● **EXERCISE**
Copy each line below without leaving any out.

-=-=-=-=-

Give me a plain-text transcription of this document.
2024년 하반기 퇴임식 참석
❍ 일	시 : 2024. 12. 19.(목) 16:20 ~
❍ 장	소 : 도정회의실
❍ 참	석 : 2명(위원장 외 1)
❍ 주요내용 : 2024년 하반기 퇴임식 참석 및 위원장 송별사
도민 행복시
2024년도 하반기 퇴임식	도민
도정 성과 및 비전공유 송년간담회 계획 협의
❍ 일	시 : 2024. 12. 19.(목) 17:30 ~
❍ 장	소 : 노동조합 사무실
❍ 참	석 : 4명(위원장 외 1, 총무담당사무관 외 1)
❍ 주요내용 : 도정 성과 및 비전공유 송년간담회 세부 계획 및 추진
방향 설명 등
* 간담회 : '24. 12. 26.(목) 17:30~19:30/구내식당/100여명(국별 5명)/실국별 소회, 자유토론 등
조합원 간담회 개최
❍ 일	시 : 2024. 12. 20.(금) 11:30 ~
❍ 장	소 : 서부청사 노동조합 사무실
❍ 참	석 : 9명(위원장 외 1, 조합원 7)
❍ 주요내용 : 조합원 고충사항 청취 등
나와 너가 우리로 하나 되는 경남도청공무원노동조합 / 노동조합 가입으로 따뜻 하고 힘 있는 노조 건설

-=-=-=-=-

● **OUTPUT BELOW**
Give me a plain-text transcription of this document.
2024년 하반기 퇴임식 참석
❍ 일	시 : 2024. 12. 19.(목) 16:20 ~
❍ 장	소 : 도정회의실
❍ 참	석 : 2명(위원장 외 1)
❍ 주요내용 : 2024년 하반기 퇴임식 참석 및 위원장 송별사
도민 행복시
2024년도 하반기 퇴임식	도민
도정 성과 및 비전공유 송년간담회 계획 협의
❍ 일	시 : 2024. 12. 19.(목) 17:30 ~
❍ 장	소 : 노동조합 사무실
❍ 참	석 : 4명(위원장 외 1, 총무담당사무관 외 1)
❍ 주요내용 : 도정 성과 및 비전공유 송년간담회 세부 계획 및 추진
방향 설명 등
* 간담회 : '24. 12. 26.(목) 17:30~19:30/구내식당/100여명(국별 5명)/실국별 소회, 자유토론 등
조합원 간담회 개최
❍ 일	시 : 2024. 12. 20.(금) 11:30 ~
❍ 장	소 : 서부청사 노동조합 사무실
❍ 참	석 : 9명(위원장 외 1, 조합원 7)
❍ 주요내용 : 조합원 고충사항 청취 등
나와 너가 우리로 하나 되는 경남도청공무원노동조합 / 노동조합 가입으로 따뜻 하고 힘 있는 노조 건설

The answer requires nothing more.